[Entries with figure data]

________________

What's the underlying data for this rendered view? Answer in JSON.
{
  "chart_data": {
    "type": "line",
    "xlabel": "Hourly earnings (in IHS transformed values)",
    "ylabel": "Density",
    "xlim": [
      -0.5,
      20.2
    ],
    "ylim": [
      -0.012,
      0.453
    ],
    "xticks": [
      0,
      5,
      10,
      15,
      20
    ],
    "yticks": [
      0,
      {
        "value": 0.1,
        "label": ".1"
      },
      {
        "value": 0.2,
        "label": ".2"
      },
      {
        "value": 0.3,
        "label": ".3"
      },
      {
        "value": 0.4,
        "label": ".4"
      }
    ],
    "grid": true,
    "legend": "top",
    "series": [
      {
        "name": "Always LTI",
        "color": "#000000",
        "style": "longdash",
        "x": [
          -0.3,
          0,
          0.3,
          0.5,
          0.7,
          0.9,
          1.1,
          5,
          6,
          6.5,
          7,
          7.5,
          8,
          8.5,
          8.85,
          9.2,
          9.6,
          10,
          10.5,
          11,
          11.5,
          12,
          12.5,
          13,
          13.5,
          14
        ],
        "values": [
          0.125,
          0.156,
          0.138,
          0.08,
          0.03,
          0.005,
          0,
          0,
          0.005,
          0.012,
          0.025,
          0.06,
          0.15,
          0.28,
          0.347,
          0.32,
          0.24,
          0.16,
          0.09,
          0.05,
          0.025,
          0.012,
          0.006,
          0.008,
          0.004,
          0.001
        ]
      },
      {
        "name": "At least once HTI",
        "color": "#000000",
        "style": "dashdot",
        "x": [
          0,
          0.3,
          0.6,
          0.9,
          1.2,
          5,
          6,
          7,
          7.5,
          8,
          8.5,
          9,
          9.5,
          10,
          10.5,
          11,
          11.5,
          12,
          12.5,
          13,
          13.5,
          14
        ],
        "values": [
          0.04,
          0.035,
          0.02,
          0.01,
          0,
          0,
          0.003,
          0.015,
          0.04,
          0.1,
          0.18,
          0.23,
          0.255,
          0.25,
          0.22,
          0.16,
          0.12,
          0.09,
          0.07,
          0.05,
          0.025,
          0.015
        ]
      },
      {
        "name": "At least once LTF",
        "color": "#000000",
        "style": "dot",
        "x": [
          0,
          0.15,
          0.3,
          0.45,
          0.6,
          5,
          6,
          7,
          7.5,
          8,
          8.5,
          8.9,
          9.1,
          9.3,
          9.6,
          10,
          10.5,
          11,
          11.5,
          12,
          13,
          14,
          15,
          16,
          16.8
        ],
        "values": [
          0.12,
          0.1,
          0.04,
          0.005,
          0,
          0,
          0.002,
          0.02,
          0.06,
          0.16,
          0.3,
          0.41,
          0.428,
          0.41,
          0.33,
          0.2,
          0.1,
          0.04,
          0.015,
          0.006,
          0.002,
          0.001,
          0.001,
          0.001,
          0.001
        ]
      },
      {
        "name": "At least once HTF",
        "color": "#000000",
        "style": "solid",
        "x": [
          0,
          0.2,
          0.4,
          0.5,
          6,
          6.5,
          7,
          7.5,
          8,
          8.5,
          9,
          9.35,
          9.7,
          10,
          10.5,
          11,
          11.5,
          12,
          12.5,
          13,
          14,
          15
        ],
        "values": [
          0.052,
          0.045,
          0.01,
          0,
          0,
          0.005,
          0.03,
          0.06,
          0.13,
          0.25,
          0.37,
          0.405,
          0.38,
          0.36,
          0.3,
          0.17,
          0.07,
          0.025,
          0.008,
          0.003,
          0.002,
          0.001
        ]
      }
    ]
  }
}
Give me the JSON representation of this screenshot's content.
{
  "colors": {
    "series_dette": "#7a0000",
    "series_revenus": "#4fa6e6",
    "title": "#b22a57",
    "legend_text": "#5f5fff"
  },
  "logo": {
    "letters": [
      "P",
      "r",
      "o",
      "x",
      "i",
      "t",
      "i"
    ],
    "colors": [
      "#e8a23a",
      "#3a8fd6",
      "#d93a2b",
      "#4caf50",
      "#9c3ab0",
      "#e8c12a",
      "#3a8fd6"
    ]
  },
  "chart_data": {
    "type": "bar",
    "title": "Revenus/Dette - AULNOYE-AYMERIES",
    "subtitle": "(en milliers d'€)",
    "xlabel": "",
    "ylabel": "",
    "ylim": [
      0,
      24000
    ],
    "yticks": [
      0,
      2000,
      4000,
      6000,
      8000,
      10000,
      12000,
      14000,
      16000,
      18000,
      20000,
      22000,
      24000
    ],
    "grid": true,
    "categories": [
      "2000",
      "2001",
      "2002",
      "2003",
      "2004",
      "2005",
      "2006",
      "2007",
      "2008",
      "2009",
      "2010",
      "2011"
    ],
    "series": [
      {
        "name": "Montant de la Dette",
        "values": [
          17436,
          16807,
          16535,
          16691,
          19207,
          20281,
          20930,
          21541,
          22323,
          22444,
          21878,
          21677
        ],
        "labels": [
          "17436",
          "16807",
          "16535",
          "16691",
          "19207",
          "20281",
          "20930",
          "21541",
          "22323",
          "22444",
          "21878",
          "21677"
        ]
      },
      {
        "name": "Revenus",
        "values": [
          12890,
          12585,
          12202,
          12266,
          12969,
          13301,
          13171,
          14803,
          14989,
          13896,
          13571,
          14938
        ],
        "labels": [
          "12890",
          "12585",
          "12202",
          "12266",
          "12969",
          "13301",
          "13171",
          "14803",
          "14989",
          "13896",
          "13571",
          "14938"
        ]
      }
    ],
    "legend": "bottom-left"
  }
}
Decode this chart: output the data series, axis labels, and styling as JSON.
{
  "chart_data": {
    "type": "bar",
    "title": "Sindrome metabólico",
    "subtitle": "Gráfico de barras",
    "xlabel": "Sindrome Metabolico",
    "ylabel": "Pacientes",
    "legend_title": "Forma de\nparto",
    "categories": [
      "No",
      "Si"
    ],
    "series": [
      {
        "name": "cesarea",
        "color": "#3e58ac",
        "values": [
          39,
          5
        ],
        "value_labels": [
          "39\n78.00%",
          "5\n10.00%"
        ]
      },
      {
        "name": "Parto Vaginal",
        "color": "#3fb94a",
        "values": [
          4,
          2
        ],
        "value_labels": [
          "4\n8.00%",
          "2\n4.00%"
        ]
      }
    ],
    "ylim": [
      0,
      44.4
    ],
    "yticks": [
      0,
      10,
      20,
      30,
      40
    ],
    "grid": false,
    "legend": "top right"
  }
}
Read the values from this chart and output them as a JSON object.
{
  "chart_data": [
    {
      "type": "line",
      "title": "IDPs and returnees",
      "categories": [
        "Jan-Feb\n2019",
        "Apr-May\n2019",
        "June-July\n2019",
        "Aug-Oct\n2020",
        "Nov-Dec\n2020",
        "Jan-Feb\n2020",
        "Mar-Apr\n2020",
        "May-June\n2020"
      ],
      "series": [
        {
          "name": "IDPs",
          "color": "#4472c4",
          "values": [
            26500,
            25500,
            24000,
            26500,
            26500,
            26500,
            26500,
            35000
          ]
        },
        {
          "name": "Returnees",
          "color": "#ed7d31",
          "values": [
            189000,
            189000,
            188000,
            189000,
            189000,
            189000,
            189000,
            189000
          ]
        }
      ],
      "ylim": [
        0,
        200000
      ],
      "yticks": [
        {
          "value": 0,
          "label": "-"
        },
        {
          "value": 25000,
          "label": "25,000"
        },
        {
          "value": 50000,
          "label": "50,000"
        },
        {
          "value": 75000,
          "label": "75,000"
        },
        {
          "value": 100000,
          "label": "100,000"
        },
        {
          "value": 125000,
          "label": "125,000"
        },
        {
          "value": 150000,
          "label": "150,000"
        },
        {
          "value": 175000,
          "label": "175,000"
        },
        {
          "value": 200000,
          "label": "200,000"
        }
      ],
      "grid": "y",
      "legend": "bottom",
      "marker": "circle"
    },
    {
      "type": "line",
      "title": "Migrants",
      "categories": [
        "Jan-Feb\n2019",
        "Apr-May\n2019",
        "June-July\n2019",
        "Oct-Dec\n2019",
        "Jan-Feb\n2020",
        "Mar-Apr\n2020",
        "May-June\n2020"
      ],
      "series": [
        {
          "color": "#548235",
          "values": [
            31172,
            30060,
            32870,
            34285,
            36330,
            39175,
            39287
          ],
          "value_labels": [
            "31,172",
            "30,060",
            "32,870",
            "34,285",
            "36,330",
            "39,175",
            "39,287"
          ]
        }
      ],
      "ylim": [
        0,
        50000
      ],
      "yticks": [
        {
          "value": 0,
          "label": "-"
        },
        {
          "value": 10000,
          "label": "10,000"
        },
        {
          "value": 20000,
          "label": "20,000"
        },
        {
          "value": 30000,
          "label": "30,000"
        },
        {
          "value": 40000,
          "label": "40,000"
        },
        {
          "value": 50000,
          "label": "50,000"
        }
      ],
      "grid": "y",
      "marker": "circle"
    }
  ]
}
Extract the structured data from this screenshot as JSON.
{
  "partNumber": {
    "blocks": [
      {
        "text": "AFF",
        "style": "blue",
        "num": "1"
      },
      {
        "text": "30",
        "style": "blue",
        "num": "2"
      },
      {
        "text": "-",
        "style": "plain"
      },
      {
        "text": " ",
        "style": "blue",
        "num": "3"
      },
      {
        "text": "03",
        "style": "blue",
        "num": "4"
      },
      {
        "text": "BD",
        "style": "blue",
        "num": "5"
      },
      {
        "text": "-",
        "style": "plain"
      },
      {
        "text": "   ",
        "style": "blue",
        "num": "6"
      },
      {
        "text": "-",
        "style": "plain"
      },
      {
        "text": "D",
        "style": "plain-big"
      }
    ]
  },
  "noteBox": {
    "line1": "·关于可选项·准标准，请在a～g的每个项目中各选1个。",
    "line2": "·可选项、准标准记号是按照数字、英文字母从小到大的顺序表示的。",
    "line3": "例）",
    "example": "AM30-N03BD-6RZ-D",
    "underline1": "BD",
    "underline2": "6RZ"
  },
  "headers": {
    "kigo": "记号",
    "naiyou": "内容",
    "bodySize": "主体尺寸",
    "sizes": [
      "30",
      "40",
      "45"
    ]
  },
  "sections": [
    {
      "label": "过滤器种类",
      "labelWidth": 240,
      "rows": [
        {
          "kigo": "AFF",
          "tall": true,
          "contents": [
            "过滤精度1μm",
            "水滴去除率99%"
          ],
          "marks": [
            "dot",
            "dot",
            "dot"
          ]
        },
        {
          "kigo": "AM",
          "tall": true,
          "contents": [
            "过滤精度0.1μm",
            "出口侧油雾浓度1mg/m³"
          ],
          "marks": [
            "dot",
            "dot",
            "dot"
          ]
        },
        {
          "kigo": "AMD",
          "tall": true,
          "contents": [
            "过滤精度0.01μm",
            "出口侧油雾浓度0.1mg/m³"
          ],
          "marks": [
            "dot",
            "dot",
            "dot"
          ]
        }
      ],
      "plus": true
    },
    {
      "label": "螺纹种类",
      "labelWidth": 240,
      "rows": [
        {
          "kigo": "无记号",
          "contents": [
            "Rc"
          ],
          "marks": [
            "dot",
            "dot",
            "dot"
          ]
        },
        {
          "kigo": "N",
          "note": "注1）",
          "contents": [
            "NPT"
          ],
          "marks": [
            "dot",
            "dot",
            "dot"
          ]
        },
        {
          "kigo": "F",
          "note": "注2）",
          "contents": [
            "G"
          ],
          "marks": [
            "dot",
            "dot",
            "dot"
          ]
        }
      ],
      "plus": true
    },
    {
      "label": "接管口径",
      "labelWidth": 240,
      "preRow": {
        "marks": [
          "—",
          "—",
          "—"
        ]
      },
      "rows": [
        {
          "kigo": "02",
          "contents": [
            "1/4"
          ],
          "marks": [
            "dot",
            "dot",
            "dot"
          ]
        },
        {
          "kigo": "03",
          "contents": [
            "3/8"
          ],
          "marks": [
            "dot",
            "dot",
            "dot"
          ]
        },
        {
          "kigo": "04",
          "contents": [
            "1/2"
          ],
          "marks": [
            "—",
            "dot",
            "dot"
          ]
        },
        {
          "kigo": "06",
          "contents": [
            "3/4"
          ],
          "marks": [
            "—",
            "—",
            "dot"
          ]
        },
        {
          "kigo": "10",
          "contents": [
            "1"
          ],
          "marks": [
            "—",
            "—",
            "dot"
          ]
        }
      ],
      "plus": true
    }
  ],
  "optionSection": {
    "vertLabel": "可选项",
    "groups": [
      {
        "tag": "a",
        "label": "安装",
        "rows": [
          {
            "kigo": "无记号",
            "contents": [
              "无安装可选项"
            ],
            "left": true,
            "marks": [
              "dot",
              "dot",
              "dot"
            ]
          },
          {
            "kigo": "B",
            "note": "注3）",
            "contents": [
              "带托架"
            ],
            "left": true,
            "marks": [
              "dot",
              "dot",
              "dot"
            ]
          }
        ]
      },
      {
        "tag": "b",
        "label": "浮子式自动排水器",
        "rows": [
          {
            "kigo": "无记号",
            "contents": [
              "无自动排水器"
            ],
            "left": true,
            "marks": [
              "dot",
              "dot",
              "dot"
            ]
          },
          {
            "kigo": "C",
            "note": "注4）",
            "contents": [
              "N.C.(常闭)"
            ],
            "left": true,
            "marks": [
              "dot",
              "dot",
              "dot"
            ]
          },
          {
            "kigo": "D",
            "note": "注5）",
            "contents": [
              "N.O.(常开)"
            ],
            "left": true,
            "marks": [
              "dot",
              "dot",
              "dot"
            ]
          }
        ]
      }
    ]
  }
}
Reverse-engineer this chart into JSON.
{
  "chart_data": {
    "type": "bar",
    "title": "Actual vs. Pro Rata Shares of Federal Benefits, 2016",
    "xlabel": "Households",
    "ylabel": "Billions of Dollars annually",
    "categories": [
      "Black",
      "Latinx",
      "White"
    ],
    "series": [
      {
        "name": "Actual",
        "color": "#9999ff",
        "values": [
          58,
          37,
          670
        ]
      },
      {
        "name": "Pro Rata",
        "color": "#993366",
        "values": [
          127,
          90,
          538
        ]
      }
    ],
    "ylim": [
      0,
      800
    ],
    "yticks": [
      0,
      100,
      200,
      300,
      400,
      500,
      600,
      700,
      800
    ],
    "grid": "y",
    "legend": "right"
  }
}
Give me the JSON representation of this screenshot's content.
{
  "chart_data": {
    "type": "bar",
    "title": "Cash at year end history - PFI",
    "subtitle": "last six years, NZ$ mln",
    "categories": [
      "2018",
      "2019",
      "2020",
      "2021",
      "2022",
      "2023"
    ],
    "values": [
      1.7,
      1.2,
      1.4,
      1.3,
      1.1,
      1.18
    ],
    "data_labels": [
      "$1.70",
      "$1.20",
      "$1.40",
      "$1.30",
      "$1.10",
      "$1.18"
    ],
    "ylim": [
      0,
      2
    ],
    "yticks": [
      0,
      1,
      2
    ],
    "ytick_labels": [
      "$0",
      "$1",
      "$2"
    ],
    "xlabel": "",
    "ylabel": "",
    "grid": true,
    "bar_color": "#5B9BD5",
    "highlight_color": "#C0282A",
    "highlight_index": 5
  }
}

________________

# What you are asked to do
Examine the data above and state how many of its lines contain the word "xlabel", with no further remarks.

# Result
5